## Exercise:
Produce a verbatim copy of the entries listed below.

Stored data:
= = = =
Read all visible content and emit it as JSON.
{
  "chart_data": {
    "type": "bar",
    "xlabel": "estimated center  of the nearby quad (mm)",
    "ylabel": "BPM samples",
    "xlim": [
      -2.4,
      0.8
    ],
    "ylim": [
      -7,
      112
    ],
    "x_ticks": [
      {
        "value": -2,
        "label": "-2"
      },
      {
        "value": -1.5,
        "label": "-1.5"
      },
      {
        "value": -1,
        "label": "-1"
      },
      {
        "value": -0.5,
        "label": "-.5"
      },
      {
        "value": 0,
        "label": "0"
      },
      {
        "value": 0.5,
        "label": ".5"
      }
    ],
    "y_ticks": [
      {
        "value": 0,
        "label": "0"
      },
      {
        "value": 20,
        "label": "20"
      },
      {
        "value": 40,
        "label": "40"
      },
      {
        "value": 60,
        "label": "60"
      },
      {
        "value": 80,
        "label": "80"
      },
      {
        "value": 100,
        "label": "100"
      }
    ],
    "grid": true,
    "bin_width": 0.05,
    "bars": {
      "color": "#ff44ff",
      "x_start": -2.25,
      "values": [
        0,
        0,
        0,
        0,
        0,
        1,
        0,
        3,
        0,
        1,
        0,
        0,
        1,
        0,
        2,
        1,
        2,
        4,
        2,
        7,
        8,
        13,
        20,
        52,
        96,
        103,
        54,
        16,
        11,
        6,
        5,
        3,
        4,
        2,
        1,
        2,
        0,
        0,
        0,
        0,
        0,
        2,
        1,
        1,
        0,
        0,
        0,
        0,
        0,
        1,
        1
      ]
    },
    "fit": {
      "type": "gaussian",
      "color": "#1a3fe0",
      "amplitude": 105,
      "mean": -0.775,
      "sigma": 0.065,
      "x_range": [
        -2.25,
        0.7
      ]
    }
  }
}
= = = =
## Full answer:
Read all visible content and emit it as JSON.
{
  "chart_data": {
    "type": "bar",
    "xlabel": "estimated center  of the nearby quad (mm)",
    "ylabel": "BPM samples",
    "xlim": [
      -2.4,
      0.8
    ],
    "ylim": [
      -7,
      112
    ],
    "x_ticks": [
      {
        "value": -2,
        "label": "-2"
      },
      {
        "value": -1.5,
        "label": "-1.5"
      },
      {
        "value": -1,
        "label": "-1"
      },
      {
        "value": -0.5,
        "label": "-.5"
      },
      {
        "value": 0,
        "label": "0"
      },
      {
        "value": 0.5,
        "label": ".5"
      }
    ],
    "y_ticks": [
      {
        "value": 0,
        "label": "0"
      },
      {
        "value": 20,
        "label": "20"
      },
      {
        "value": 40,
        "label": "40"
      },
      {
        "value": 60,
        "label": "60"
      },
      {
        "value": 80,
        "label": "80"
      },
      {
        "value": 100,
        "label": "100"
      }
    ],
    "grid": true,
    "bin_width": 0.05,
    "bars": {
      "color": "#ff44ff",
      "x_start": -2.25,
      "values": [
        0,
        0,
        0,
        0,
        0,
        1,
        0,
        3,
        0,
        1,
        0,
        0,
        1,
        0,
        2,
        1,
        2,
        4,
        2,
        7,
        8,
        13,
        20,
        52,
        96,
        103,
        54,
        16,
        11,
        6,
        5,
        3,
        4,
        2,
        1,
        2,
        0,
        0,
        0,
        0,
        0,
        2,
        1,
        1,
        0,
        0,
        0,
        0,
        0,
        1,
        1
      ]
    },
    "fit": {
      "type": "gaussian",
      "color": "#1a3fe0",
      "amplitude": 105,
      "mean": -0.775,
      "sigma": 0.065,
      "x_range": [
        -2.25,
        0.7
      ]
    }
  }
}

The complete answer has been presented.